Copy out the listing in full, exactly as written, but not its pictures.
□ □ □
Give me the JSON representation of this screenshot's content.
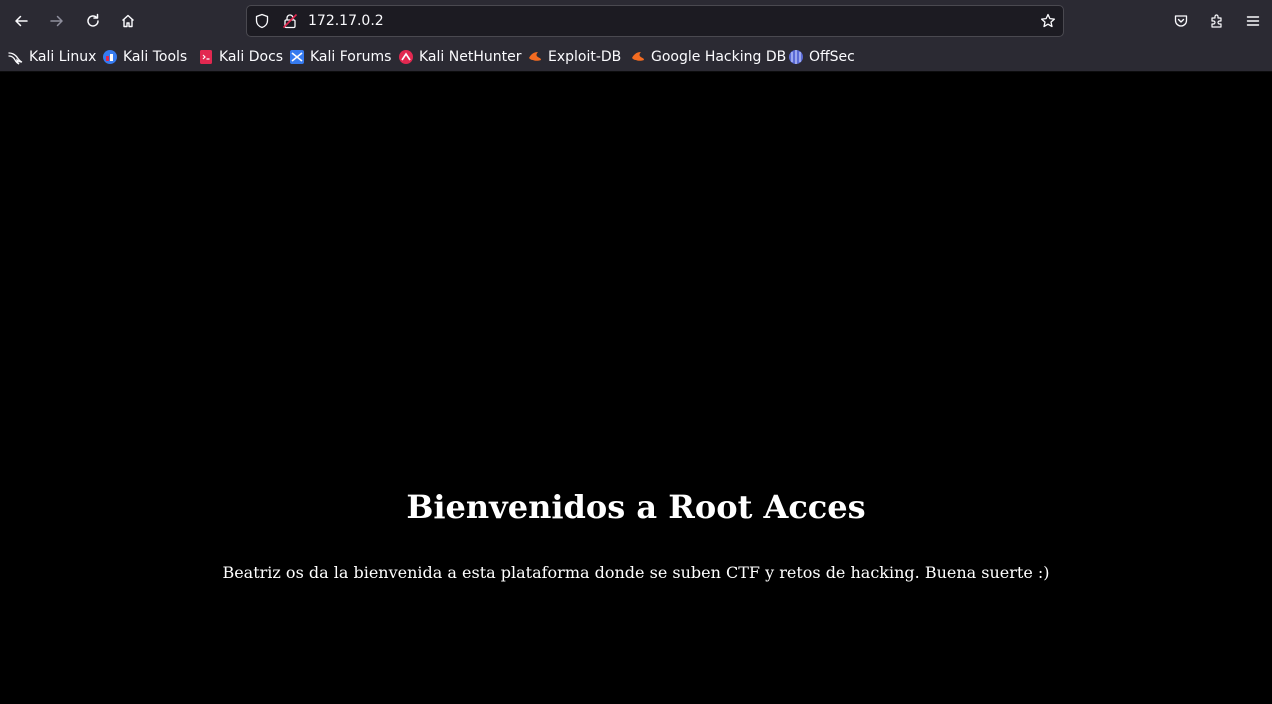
{
  "browser": {
    "url": "172.17.0.2",
    "colors": {
      "toolbar": "#2b2a33",
      "urlbar": "#1c1b22",
      "text": "#fbfbfe",
      "page_bg": "#000000"
    }
  },
  "bookmarks": [
    {
      "label": "Kali Linux",
      "icon": "kali-dragon-icon"
    },
    {
      "label": "Kali Tools",
      "icon": "kali-tools-icon"
    },
    {
      "label": "Kali Docs",
      "icon": "kali-docs-icon"
    },
    {
      "label": "Kali Forums",
      "icon": "kali-forums-icon"
    },
    {
      "label": "Kali NetHunter",
      "icon": "kali-nethunter-icon"
    },
    {
      "label": "Exploit-DB",
      "icon": "exploit-db-icon"
    },
    {
      "label": "Google Hacking DB",
      "icon": "ghdb-icon"
    },
    {
      "label": "OffSec",
      "icon": "offsec-icon"
    }
  ],
  "page": {
    "heading": "Bienvenidos a Root Acces",
    "message": "Beatriz os da la bienvenida a esta plataforma donde se suben CTF y retos de hacking. Buena suerte :)"
  }
}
□ □ □
Written answer:
Give me the JSON representation of this screenshot's content.
{
  "browser": {
    "url": "172.17.0.2",
    "colors": {
      "toolbar": "#2b2a33",
      "urlbar": "#1c1b22",
      "text": "#fbfbfe",
      "page_bg": "#000000"
    }
  },
  "bookmarks": [
    {
      "label": "Kali Linux",
      "icon": "kali-dragon-icon"
    },
    {
      "label": "Kali Tools",
      "icon": "kali-tools-icon"
    },
    {
      "label": "Kali Docs",
      "icon": "kali-docs-icon"
    },
    {
      "label": "Kali Forums",
      "icon": "kali-forums-icon"
    },
    {
      "label": "Kali NetHunter",
      "icon": "kali-nethunter-icon"
    },
    {
      "label": "Exploit-DB",
      "icon": "exploit-db-icon"
    },
    {
      "label": "Google Hacking DB",
      "icon": "ghdb-icon"
    },
    {
      "label": "OffSec",
      "icon": "offsec-icon"
    }
  ],
  "page": {
    "heading": "Bienvenidos a Root Acces",
    "message": "Beatriz os da la bienvenida a esta plataforma donde se suben CTF y retos de hacking. Buena suerte :)"
  }
}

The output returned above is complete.